- [Exercise instructions] Show every line that has the string "then" in it.

--- Start Excerpted records ---

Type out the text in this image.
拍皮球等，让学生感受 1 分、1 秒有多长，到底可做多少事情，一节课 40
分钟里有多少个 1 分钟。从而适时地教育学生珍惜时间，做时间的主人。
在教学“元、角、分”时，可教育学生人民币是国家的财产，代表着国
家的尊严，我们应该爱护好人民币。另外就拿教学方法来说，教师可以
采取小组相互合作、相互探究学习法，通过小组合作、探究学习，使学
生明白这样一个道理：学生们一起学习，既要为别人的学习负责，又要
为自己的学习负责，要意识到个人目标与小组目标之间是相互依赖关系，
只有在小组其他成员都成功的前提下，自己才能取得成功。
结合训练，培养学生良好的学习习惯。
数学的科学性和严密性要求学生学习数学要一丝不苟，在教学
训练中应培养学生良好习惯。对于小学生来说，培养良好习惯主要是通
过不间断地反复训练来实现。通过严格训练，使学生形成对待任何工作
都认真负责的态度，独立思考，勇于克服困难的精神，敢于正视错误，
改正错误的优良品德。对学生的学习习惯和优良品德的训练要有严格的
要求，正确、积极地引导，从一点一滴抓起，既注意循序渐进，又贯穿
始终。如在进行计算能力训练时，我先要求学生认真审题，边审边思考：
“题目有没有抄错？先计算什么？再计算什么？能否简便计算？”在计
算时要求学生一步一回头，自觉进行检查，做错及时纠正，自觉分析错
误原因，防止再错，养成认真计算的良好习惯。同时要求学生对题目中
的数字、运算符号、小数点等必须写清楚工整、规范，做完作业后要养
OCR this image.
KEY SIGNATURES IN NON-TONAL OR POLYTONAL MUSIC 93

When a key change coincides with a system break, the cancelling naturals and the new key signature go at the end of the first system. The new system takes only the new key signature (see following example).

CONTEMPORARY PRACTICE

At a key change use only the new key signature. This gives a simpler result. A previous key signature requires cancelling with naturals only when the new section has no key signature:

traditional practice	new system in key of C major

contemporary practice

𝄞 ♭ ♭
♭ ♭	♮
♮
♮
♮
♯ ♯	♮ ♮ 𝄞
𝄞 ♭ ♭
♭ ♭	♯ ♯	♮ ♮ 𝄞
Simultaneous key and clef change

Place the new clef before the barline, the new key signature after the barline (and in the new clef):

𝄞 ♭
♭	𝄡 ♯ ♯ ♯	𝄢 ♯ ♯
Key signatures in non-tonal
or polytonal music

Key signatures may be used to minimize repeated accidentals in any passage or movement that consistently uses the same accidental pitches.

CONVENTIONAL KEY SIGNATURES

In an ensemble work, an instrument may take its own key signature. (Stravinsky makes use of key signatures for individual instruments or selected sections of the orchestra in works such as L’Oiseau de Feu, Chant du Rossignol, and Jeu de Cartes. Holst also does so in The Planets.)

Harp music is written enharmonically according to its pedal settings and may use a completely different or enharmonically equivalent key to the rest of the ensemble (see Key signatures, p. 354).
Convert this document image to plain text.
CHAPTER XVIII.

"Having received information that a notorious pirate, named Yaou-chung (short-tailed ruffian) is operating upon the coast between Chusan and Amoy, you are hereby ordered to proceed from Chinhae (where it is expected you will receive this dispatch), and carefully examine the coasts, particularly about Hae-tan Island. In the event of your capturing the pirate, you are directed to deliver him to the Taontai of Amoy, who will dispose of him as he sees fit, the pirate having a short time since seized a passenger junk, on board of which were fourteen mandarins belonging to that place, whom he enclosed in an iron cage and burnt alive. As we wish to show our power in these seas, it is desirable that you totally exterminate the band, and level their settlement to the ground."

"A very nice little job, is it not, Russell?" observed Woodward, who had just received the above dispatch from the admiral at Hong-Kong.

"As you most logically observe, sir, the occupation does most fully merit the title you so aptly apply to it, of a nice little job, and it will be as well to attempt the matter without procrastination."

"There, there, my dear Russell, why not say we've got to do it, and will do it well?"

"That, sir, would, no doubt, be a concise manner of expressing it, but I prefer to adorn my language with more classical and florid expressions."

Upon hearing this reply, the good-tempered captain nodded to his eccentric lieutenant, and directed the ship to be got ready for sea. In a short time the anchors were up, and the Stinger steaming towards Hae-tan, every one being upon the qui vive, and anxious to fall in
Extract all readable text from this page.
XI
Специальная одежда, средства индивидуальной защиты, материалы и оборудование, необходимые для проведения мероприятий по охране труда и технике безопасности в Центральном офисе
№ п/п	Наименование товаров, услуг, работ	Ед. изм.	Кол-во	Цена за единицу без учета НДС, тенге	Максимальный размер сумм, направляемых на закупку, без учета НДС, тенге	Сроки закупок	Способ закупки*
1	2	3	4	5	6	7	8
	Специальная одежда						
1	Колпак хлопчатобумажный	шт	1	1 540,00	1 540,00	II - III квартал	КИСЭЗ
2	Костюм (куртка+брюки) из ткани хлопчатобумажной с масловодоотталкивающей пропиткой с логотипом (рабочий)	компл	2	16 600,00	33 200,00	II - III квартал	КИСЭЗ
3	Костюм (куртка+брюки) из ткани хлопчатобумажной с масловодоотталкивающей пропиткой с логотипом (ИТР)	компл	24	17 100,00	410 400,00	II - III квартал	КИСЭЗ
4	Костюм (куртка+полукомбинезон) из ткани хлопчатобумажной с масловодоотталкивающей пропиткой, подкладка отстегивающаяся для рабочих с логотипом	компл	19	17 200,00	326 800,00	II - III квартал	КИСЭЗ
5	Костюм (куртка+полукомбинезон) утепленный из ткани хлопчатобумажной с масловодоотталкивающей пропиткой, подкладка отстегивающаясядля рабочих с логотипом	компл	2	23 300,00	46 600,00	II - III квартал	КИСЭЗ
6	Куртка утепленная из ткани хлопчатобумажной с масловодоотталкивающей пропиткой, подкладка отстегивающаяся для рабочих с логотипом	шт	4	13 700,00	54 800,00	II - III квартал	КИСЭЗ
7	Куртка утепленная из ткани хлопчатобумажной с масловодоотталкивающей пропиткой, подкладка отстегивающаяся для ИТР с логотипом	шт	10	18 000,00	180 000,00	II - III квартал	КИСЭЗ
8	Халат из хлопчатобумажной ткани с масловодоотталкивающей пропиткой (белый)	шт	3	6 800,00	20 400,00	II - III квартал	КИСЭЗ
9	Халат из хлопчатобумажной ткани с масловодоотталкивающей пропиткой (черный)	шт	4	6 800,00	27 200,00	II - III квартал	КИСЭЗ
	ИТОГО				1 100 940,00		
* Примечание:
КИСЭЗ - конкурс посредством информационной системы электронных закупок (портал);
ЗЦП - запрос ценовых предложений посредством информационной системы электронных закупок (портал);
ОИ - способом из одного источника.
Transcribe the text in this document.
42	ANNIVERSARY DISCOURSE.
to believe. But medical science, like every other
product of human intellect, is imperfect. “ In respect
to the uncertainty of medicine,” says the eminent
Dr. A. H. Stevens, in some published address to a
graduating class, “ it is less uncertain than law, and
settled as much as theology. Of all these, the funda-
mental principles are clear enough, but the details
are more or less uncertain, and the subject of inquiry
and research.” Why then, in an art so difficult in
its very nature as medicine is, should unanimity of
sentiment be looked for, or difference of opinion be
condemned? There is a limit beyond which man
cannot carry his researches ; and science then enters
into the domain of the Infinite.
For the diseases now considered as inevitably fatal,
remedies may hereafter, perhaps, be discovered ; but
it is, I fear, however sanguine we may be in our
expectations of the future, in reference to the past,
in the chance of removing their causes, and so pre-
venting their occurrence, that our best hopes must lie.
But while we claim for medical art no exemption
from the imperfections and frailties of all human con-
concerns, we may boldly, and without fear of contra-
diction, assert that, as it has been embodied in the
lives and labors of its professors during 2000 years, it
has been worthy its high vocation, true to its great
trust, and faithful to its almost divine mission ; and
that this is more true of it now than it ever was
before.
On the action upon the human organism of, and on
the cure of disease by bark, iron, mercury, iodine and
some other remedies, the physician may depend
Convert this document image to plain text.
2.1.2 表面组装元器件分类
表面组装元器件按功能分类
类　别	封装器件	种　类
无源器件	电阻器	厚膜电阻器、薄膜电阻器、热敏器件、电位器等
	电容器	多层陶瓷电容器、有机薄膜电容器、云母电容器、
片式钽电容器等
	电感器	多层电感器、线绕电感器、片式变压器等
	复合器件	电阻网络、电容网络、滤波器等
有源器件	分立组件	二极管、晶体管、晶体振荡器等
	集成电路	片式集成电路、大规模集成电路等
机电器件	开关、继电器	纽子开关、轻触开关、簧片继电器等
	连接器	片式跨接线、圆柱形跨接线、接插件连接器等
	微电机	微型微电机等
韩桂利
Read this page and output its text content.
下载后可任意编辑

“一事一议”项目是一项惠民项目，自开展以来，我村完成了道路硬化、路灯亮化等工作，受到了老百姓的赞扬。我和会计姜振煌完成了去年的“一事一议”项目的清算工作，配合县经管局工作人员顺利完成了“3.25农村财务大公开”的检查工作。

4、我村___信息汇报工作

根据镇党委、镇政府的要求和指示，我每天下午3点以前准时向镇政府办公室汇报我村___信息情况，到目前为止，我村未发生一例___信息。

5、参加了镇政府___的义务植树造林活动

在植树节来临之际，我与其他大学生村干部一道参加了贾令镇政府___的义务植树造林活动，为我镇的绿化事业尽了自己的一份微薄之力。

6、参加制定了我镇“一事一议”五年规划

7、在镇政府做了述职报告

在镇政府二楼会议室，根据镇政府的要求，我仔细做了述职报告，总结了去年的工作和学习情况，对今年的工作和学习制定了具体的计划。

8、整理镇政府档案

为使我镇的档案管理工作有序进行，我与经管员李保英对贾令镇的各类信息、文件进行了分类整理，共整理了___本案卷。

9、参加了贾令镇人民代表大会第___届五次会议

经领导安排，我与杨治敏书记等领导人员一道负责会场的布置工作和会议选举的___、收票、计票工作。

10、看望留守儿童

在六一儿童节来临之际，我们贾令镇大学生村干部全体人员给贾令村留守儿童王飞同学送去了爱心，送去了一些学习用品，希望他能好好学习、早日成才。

--- End Excerpted records ---

- [Exercise result]
and research.” Why then, in an art so difficult in
cannot carry his researches ; and science then enters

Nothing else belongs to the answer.